*WHAT TO DO*
Search the listing below for the word "кредита" and copy each line that holds it.

--------------------------------------------------

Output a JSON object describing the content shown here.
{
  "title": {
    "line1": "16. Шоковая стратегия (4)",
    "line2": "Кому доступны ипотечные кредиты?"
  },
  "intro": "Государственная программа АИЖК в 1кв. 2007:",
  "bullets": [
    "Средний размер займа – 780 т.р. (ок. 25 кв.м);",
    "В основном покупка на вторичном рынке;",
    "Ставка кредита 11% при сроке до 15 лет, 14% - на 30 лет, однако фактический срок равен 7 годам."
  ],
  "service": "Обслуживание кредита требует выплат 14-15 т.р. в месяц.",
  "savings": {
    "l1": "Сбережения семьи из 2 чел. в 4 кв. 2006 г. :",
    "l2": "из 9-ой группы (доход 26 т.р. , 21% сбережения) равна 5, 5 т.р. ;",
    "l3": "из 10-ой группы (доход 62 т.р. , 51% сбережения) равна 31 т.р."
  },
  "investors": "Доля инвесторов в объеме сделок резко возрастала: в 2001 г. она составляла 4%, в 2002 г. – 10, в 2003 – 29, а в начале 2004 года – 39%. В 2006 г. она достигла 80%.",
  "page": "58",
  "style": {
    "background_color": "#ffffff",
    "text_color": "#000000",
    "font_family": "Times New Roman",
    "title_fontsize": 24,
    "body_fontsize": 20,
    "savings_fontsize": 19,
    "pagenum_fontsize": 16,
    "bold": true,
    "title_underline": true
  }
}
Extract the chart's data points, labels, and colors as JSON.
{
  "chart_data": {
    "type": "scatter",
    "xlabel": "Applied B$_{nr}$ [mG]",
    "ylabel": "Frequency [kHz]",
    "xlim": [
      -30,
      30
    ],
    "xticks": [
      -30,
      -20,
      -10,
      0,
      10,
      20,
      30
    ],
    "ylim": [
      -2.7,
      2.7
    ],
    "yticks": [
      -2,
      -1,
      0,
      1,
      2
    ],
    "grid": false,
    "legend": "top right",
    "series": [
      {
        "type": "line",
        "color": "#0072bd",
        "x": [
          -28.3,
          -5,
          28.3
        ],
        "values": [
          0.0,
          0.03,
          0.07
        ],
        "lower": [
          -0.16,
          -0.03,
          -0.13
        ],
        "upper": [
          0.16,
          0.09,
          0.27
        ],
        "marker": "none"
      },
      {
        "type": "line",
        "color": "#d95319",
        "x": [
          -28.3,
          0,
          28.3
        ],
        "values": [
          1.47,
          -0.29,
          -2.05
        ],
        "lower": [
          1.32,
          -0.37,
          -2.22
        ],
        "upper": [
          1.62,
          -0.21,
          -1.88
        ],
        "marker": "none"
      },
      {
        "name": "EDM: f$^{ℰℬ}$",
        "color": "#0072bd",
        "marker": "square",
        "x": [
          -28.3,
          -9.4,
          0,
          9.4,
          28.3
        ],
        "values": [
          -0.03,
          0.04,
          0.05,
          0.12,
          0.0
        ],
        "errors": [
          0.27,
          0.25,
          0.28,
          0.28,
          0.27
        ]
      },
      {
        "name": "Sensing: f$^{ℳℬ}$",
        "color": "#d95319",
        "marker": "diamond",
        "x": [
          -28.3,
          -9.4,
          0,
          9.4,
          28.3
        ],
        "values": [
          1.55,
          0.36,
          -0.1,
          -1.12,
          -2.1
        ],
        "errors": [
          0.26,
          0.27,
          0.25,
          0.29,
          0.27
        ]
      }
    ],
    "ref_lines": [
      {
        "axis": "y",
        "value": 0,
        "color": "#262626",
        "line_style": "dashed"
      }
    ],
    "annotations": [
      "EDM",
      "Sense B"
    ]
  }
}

--------------------------------------------------

*THE RESPONSE*
    "Ставка кредита 11% при сроке до 15 лет, 14% - на 30 лет, однако фактический срок равен 7 годам."
  "service": "Обслуживание кредита требует выплат 14-15 т.р. в месяц.",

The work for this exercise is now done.